[To-do list]:
1. Name every sound that the dance review says is blended and harmonized with movement in Modern Dance.
2. In the dance review, what was the title of the opening piece that explored femininity and fertility?
3. Proceed with the dance review from the point where its text stops.
Text provided start
Modern with a small m

Vigour
Keneish Dance
Walker Theatre
Friday 25/10/12

Why is it that anything in the Arts world that starts with the word modern makes you want to not bother? Sometimes the work you put in outweighs the pleasure you get out. I cite Modern Art and Modern Jazz as two forms that brilliantly keep their message as covert as possible. Maybe some may argue that about Modern Dance too. However in that medium one feels at liberty to correct one’s own earlier observation.

Modern dance must not be marginalised by the Melvyn Braggs or the pseudo intellectuals in their weekly diatribes on some unwatched and very dark midnight chat show. Modern Dance is a performance quite unlike any other. It has the intensity and beauty to be able to ensnare you into the movement. It is wonderful to feel the synergy between rhythmic drumming, bird song, rainstorms and voices blended and harmonised with movement. No reason, no justification and none needed. The dance speaks for itself.

Keneish Dance, who sadly played to a select few in The Walker Theatre tonight, did all of that. To be able to create the impression of strength whilst still remaining gossamer footed, or the impression of speed whilst standing still or possibly euphoria conjured up in a gesture or a movement is a skill that you don’t just acquire, you work hard to get it and even harder to keep it. Keneish Dance had it all.

As I talk of synergy there was a wonderful dialogue with the technical script too and the lights and sounds offered solid support, sometimes chasing, sometimes leading, but making the overall spectacle of beauty with simplicity.

Keneish dancers showed commitment and character in their movements. Starting with an exploration into feminity and fertility the cast drew from African and Caribbean cultures. Entitled ‘It’s like a thorn in my side’ It was the only piece out of the trio that used a piece of setting. Lying like a giant African drum on its side skin facing the audience, the solo drumming seemed to breathe life into it and four dancers tentatively made their way from behind it using physicality to move over the contour. On turning it through 180 degrees it became more like a conch wide open for all to see. It may have been something quite different to that, but I believe the metaphor was one of birth? The long chiffon ribbon that entangled the dancers as they twisted and weaved in it, represnted the umbilical cord from the womb of humanity. You see? One can read what one likes into the piece and as long as it has reached you and spoken to you it has done its work.
Text provided end
Supplied material start
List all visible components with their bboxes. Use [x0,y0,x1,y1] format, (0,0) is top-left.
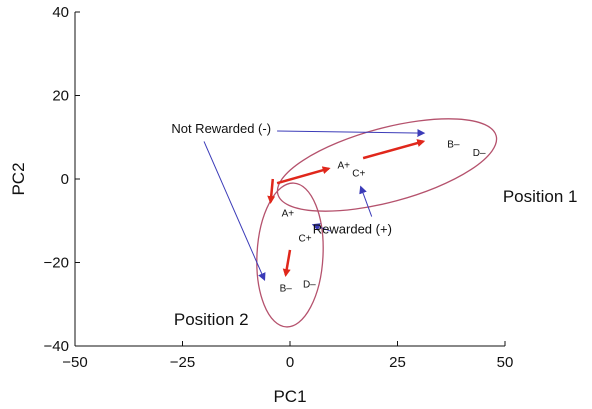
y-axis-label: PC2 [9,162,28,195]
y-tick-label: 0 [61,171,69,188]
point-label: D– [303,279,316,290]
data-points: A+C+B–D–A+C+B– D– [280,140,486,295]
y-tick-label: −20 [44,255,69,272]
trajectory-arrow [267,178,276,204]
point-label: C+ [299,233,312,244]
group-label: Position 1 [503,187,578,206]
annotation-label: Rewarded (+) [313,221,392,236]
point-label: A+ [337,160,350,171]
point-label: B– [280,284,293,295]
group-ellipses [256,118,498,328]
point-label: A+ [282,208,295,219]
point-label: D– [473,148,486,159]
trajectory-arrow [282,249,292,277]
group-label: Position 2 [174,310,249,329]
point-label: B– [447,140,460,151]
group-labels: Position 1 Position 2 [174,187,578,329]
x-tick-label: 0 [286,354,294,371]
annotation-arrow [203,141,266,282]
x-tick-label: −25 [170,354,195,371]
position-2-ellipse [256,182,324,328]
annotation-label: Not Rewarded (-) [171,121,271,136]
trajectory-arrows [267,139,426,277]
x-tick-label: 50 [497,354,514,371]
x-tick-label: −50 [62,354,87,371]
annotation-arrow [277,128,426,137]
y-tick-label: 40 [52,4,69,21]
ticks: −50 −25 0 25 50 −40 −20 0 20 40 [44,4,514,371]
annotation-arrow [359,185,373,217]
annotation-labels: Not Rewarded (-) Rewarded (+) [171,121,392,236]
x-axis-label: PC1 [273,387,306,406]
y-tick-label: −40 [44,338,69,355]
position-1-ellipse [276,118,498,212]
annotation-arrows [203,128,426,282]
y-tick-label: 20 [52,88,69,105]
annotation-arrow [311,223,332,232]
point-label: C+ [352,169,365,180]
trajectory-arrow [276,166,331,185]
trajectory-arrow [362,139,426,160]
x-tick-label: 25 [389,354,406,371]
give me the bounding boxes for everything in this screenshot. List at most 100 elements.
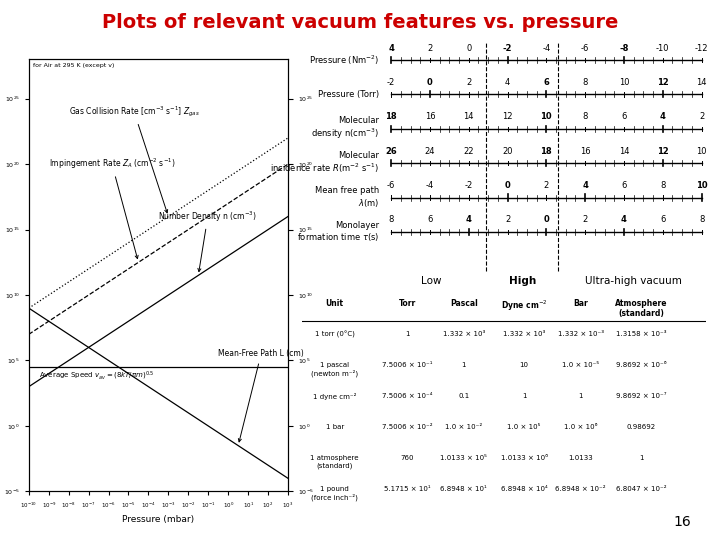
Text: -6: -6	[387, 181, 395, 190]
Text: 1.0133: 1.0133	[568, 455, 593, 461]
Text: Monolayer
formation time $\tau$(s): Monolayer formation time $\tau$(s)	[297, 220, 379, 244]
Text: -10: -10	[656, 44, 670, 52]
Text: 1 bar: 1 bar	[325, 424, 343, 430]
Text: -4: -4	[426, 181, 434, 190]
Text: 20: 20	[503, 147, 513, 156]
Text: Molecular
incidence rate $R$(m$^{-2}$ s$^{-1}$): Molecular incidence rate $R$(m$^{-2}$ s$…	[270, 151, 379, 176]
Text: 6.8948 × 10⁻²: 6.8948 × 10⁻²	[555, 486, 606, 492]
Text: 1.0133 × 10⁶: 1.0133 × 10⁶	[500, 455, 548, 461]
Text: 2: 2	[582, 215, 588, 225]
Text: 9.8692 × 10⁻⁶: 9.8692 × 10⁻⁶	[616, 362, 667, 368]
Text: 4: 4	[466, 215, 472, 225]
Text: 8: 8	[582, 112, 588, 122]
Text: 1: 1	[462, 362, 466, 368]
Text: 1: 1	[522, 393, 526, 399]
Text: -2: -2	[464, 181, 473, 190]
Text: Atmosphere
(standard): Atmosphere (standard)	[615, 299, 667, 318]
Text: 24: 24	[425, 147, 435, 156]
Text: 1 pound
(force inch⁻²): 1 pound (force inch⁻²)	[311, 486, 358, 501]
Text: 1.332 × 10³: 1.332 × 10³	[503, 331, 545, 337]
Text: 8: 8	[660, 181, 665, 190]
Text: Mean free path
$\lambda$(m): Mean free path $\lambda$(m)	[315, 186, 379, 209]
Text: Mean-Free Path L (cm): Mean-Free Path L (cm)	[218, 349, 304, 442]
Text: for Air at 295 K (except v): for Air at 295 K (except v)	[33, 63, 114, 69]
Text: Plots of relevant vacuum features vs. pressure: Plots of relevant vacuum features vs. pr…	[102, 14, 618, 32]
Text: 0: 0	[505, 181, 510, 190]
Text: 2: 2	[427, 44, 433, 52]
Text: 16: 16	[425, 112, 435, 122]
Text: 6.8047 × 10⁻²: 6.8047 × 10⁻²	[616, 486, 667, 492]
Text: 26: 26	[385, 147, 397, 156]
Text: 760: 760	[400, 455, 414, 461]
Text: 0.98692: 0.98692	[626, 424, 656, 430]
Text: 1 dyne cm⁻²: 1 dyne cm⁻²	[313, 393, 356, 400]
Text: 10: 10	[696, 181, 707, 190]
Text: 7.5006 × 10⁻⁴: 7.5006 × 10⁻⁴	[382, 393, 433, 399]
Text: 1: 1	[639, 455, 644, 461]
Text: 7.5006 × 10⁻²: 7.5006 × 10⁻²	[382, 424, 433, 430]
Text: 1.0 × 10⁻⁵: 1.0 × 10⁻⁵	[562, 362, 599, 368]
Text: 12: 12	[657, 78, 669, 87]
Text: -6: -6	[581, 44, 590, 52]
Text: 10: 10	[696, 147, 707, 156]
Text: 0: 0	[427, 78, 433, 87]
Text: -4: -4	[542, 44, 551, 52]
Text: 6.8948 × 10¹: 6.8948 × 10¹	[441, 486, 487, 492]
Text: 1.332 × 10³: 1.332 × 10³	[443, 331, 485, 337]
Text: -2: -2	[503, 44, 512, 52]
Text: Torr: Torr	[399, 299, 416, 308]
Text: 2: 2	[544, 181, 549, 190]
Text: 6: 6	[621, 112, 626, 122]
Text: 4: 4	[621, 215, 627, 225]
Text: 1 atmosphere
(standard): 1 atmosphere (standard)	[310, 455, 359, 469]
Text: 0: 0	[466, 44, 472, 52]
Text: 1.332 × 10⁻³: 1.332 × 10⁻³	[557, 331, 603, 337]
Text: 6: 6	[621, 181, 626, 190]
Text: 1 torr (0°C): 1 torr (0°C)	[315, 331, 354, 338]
Supplied material end
[The results]:
1. Rhythmic drumming, bird song, rainstorms and voices.

2. ‘It’s like a thorn in my side’

3.
The second piece was inspired by what we were told was a stunning Shona sculpture. That’s what the programme said. Unaware  what Shona sculpture was  I might accuse the programme writers of presuming too much prior knowledge. Maybe an image printed on the programme or a description of what this magnificent sculpture was might have held the key to the full meaning of the piece. Everything was so beautifully performed, to watch each sinew, muscle, tendon and body work and stretch into expression is what this art form can be about.

The third piece was a cheeky play on tit for tat and the games we play between ourselves for example relationships, breaking relationships, new friends, old friends and so on; all so powerfully represented by this team of all girl dancers.

Keisha Grant whose CV reads like an honours list compiled by every credible dance institution in the world, intricately and delicately weaved this piece together. She reached out to her audience through her intelligent choreography and left us with a master class into the beauty of Modern Dance.

It is a piece with thought, poignancy, beauty and truth.

This is a four star review.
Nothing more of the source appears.